◆ Work to complete
The entries below should be transcribed in their entirety, exactly as written.

[Records that describe figures]
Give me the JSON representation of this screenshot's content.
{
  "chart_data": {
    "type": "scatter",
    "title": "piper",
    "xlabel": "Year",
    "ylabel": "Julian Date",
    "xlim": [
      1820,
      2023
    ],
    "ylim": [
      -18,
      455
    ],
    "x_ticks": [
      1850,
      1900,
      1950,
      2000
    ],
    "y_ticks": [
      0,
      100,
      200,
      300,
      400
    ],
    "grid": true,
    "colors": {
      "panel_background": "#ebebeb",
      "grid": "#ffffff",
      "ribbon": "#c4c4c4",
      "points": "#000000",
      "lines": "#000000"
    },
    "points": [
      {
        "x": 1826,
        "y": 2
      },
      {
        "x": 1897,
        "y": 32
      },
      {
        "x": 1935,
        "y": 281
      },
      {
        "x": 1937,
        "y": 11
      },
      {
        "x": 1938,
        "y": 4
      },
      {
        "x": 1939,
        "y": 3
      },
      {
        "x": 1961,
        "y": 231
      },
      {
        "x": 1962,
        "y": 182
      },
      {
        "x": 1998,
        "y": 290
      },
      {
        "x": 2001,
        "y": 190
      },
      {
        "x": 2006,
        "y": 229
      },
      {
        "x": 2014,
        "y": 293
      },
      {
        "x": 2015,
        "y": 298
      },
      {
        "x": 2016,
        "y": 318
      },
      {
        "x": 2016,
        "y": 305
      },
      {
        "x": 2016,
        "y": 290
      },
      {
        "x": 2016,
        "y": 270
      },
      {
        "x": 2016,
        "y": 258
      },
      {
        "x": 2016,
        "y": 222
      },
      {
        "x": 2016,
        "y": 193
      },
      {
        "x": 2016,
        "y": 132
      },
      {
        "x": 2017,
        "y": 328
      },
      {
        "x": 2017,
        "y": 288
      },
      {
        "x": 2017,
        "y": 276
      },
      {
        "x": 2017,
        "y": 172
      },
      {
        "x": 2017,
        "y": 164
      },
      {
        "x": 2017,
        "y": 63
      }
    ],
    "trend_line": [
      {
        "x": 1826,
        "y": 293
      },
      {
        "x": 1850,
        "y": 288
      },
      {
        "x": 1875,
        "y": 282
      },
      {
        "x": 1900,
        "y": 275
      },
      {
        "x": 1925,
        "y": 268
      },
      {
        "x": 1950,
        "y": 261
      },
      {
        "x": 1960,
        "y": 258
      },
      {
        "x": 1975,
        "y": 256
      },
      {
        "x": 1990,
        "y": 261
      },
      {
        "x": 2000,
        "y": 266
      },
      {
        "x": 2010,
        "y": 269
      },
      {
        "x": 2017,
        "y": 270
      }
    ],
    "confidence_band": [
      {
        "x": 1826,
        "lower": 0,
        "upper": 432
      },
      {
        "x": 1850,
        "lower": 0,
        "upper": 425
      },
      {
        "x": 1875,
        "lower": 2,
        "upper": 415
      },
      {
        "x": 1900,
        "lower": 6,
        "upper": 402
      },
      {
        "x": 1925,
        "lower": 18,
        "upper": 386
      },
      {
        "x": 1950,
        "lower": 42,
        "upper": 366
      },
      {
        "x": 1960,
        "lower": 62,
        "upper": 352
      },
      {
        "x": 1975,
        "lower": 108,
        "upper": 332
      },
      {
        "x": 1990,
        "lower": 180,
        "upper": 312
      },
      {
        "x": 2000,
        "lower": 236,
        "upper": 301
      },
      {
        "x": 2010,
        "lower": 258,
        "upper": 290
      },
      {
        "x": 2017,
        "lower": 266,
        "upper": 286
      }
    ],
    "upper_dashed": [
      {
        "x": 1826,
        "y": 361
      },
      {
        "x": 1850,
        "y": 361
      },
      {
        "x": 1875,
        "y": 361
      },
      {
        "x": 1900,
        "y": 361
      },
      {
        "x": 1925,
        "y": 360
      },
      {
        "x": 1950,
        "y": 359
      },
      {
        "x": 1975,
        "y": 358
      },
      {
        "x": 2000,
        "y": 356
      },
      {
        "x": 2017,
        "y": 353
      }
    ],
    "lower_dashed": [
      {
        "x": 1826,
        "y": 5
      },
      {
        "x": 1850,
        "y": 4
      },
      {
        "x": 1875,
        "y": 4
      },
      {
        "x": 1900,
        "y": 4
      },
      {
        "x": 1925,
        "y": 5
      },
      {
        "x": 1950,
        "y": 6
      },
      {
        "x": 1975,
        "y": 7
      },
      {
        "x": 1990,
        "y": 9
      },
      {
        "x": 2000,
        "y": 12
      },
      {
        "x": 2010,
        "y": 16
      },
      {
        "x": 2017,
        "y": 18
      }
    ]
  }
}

◆ Solution
Give me the JSON representation of this screenshot's content.
{
  "chart_data": {
    "type": "scatter",
    "title": "piper",
    "xlabel": "Year",
    "ylabel": "Julian Date",
    "xlim": [
      1820,
      2023
    ],
    "ylim": [
      -18,
      455
    ],
    "x_ticks": [
      1850,
      1900,
      1950,
      2000
    ],
    "y_ticks": [
      0,
      100,
      200,
      300,
      400
    ],
    "grid": true,
    "colors": {
      "panel_background": "#ebebeb",
      "grid": "#ffffff",
      "ribbon": "#c4c4c4",
      "points": "#000000",
      "lines": "#000000"
    },
    "points": [
      {
        "x": 1826,
        "y": 2
      },
      {
        "x": 1897,
        "y": 32
      },
      {
        "x": 1935,
        "y": 281
      },
      {
        "x": 1937,
        "y": 11
      },
      {
        "x": 1938,
        "y": 4
      },
      {
        "x": 1939,
        "y": 3
      },
      {
        "x": 1961,
        "y": 231
      },
      {
        "x": 1962,
        "y": 182
      },
      {
        "x": 1998,
        "y": 290
      },
      {
        "x": 2001,
        "y": 190
      },
      {
        "x": 2006,
        "y": 229
      },
      {
        "x": 2014,
        "y": 293
      },
      {
        "x": 2015,
        "y": 298
      },
      {
        "x": 2016,
        "y": 318
      },
      {
        "x": 2016,
        "y": 305
      },
      {
        "x": 2016,
        "y": 290
      },
      {
        "x": 2016,
        "y": 270
      },
      {
        "x": 2016,
        "y": 258
      },
      {
        "x": 2016,
        "y": 222
      },
      {
        "x": 2016,
        "y": 193
      },
      {
        "x": 2016,
        "y": 132
      },
      {
        "x": 2017,
        "y": 328
      },
      {
        "x": 2017,
        "y": 288
      },
      {
        "x": 2017,
        "y": 276
      },
      {
        "x": 2017,
        "y": 172
      },
      {
        "x": 2017,
        "y": 164
      },
      {
        "x": 2017,
        "y": 63
      }
    ],
    "trend_line": [
      {
        "x": 1826,
        "y": 293
      },
      {
        "x": 1850,
        "y": 288
      },
      {
        "x": 1875,
        "y": 282
      },
      {
        "x": 1900,
        "y": 275
      },
      {
        "x": 1925,
        "y": 268
      },
      {
        "x": 1950,
        "y": 261
      },
      {
        "x": 1960,
        "y": 258
      },
      {
        "x": 1975,
        "y": 256
      },
      {
        "x": 1990,
        "y": 261
      },
      {
        "x": 2000,
        "y": 266
      },
      {
        "x": 2010,
        "y": 269
      },
      {
        "x": 2017,
        "y": 270
      }
    ],
    "confidence_band": [
      {
        "x": 1826,
        "lower": 0,
        "upper": 432
      },
      {
        "x": 1850,
        "lower": 0,
        "upper": 425
      },
      {
        "x": 1875,
        "lower": 2,
        "upper": 415
      },
      {
        "x": 1900,
        "lower": 6,
        "upper": 402
      },
      {
        "x": 1925,
        "lower": 18,
        "upper": 386
      },
      {
        "x": 1950,
        "lower": 42,
        "upper": 366
      },
      {
        "x": 1960,
        "lower": 62,
        "upper": 352
      },
      {
        "x": 1975,
        "lower": 108,
        "upper": 332
      },
      {
        "x": 1990,
        "lower": 180,
        "upper": 312
      },
      {
        "x": 2000,
        "lower": 236,
        "upper": 301
      },
      {
        "x": 2010,
        "lower": 258,
        "upper": 290
      },
      {
        "x": 2017,
        "lower": 266,
        "upper": 286
      }
    ],
    "upper_dashed": [
      {
        "x": 1826,
        "y": 361
      },
      {
        "x": 1850,
        "y": 361
      },
      {
        "x": 1875,
        "y": 361
      },
      {
        "x": 1900,
        "y": 361
      },
      {
        "x": 1925,
        "y": 360
      },
      {
        "x": 1950,
        "y": 359
      },
      {
        "x": 1975,
        "y": 358
      },
      {
        "x": 2000,
        "y": 356
      },
      {
        "x": 2017,
        "y": 353
      }
    ],
    "lower_dashed": [
      {
        "x": 1826,
        "y": 5
      },
      {
        "x": 1850,
        "y": 4
      },
      {
        "x": 1875,
        "y": 4
      },
      {
        "x": 1900,
        "y": 4
      },
      {
        "x": 1925,
        "y": 5
      },
      {
        "x": 1950,
        "y": 6
      },
      {
        "x": 1975,
        "y": 7
      },
      {
        "x": 1990,
        "y": 9
      },
      {
        "x": 2000,
        "y": 12
      },
      {
        "x": 2010,
        "y": 16
      },
      {
        "x": 2017,
        "y": 18
      }
    ]
  }
}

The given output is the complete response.